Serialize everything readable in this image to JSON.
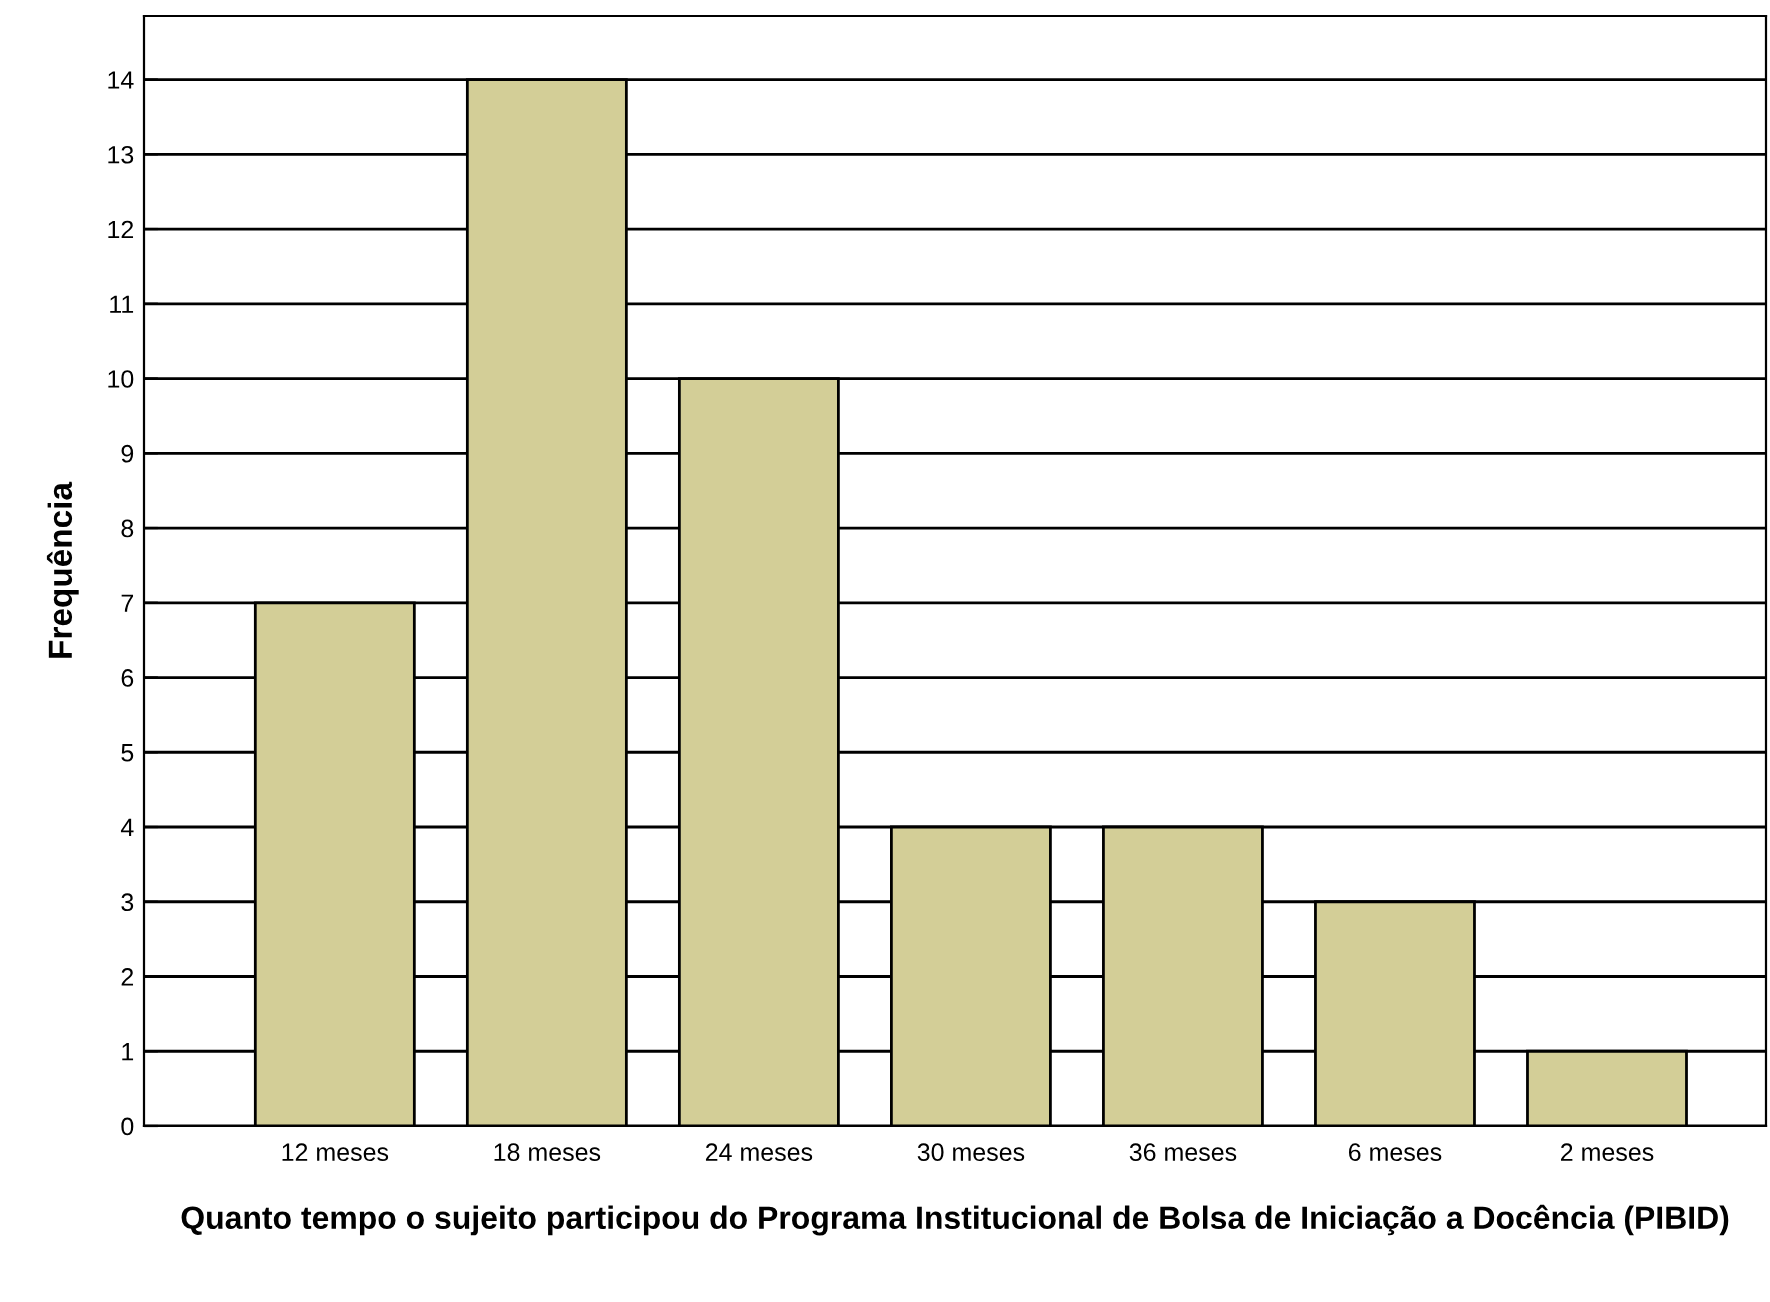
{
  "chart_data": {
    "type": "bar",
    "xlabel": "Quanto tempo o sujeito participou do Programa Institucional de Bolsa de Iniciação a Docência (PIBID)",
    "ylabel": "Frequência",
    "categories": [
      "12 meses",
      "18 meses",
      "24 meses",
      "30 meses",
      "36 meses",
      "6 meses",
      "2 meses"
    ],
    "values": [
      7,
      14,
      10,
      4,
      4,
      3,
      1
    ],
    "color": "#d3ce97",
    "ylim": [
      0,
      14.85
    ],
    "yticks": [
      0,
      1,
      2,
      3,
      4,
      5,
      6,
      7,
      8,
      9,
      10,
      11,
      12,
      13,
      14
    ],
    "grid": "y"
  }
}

What the task requires: Copy out each line word for word, please, skipping the images.

The completed task:
Serialize everything readable in this image to JSON.
{
  "chart_data": {
    "type": "bar",
    "xlabel": "Quanto tempo o sujeito participou do Programa Institucional de Bolsa de Iniciação a Docência (PIBID)",
    "ylabel": "Frequência",
    "categories": [
      "12 meses",
      "18 meses",
      "24 meses",
      "30 meses",
      "36 meses",
      "6 meses",
      "2 meses"
    ],
    "values": [
      7,
      14,
      10,
      4,
      4,
      3,
      1
    ],
    "color": "#d3ce97",
    "ylim": [
      0,
      14.85
    ],
    "yticks": [
      0,
      1,
      2,
      3,
      4,
      5,
      6,
      7,
      8,
      9,
      10,
      11,
      12,
      13,
      14
    ],
    "grid": "y"
  }
}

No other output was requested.